= GOAL =
In the material below, identify each line bearing the word "Калинина". Reproduce those lines.

+++ DATA EXCERPTS

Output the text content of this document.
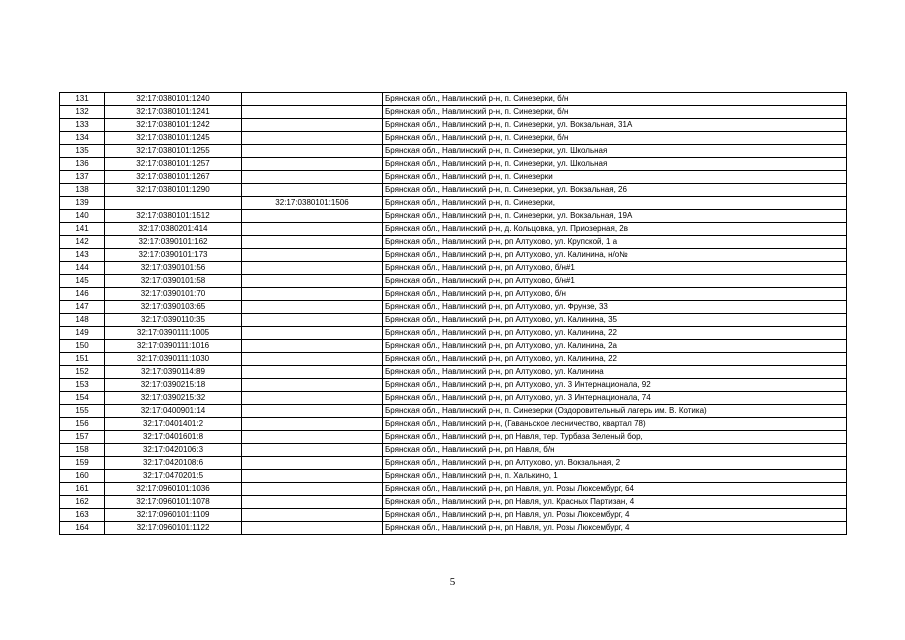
131	32:17:0380101:1240		Брянская обл., Навлинский р-н, п. Синезерки, б/н
132	32:17:0380101:1241		Брянская обл., Навлинский р-н, п. Синезерки, б/н
133	32:17:0380101:1242		Брянская обл., Навлинский р-н, п. Синезерки, ул. Вокзальная, 31А
134	32:17:0380101:1245		Брянская обл., Навлинский р-н, п. Синезерки, б/н
135	32:17:0380101:1255		Брянская обл., Навлинский р-н, п. Синезерки, ул. Школьная
136	32:17:0380101:1257		Брянская обл., Навлинский р-н, п. Синезерки, ул. Школьная
137	32:17:0380101:1267		Брянская обл., Навлинский р-н, п. Синезерки
138	32:17:0380101:1290		Брянская обл., Навлинский р-н, п. Синезерки, ул. Вокзальная, 26
139		32:17:0380101:1506	Брянская обл., Навлинский р-н, п. Синезерки,
140	32:17:0380101:1512		Брянская обл., Навлинский р-н, п. Синезерки, ул. Вокзальная, 19А
141	32:17:0380201:414		Брянская обл., Навлинский р-н, д. Кольцовка, ул. Приозерная, 2в
142	32:17:0390101:162		Брянская обл., Навлинский р-н, рп Алтухово, ул. Крупской, 1 а
143	32:17:0390101:173		Брянская обл., Навлинский р-н, рп Алтухово, ул. Калинина, н/о№
144	32:17:0390101:56		Брянская обл., Навлинский р-н, рп Алтухово, б/н#1
145	32:17:0390101:58		Брянская обл., Навлинский р-н, рп Алтухово, б/н#1
146	32:17:0390101:70		Брянская обл., Навлинский р-н, рп Алтухово, б/н
147	32:17:0390103:65		Брянская обл., Навлинский р-н, рп Алтухово, ул. Фрунзе, 33
148	32:17:0390110:35		Брянская обл., Навлинский р-н, рп Алтухово, ул. Калинина, 35
149	32:17:0390111:1005		Брянская обл., Навлинский р-н, рп Алтухово, ул. Калинина, 22
150	32:17:0390111:1016		Брянская обл., Навлинский р-н, рп Алтухово, ул. Калинина, 2а
151	32:17:0390111:1030		Брянская обл., Навлинский р-н, рп Алтухово, ул. Калинина, 22
152	32:17:0390114:89		Брянская обл., Навлинский р-н, рп Алтухово, ул. Калинина
153	32:17:0390215:18		Брянская обл., Навлинский р-н, рп Алтухово, ул. 3 Интернационала, 92
154	32:17:0390215:32		Брянская обл., Навлинский р-н, рп Алтухово, ул. 3 Интернационала, 74
155	32:17:0400901:14		Брянская обл., Навлинский р-н, п. Синезерки (Оздоровительный лагерь им. В. Котика)
156	32:17:0401401:2		Брянская обл., Навлинский р-н, (Гаваньское лесничество, квартал 78)
157	32:17:0401601:8		Брянская обл., Навлинский р-н, рп Навля, тер. Турбаза Зеленый бор,
158	32:17:0420106:3		Брянская обл., Навлинский р-н, рп Навля, б/н
159	32:17:0420108:6		Брянская обл., Навлинский р-н, рп Алтухово, ул. Вокзальная, 2
160	32:17:0470201:5		Брянская обл., Навлинский р-н, п. Халькино, 1
161	32:17:0960101:1036		Брянская обл., Навлинский р-н, рп Навля, ул. Розы Люксембург, 64
162	32:17:0960101:1078		Брянская обл., Навлинский р-н, рп Навля, ул. Красных Партизан, 4
163	32:17:0960101:1109		Брянская обл., Навлинский р-н, рп Навля, ул. Розы Люксембург, 4
164	32:17:0960101:1122		Брянская обл., Навлинский р-н, рп Навля, ул. Розы Люксембург, 4
5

++++++

= EXERCISE SOLUTION =
143	32:17:0390101:173		Брянская обл., Навлинский р-н, рп Алтухово, ул. Калинина, н/о№
148	32:17:0390110:35		Брянская обл., Навлинский р-н, рп Алтухово, ул. Калинина, 35
149	32:17:0390111:1005		Брянская обл., Навлинский р-н, рп Алтухово, ул. Калинина, 22
150	32:17:0390111:1016		Брянская обл., Навлинский р-н, рп Алтухово, ул. Калинина, 2а
151	32:17:0390111:1030		Брянская обл., Навлинский р-н, рп Алтухово, ул. Калинина, 22
152	32:17:0390114:89		Брянская обл., Навлинский р-н, рп Алтухово, ул. Калинина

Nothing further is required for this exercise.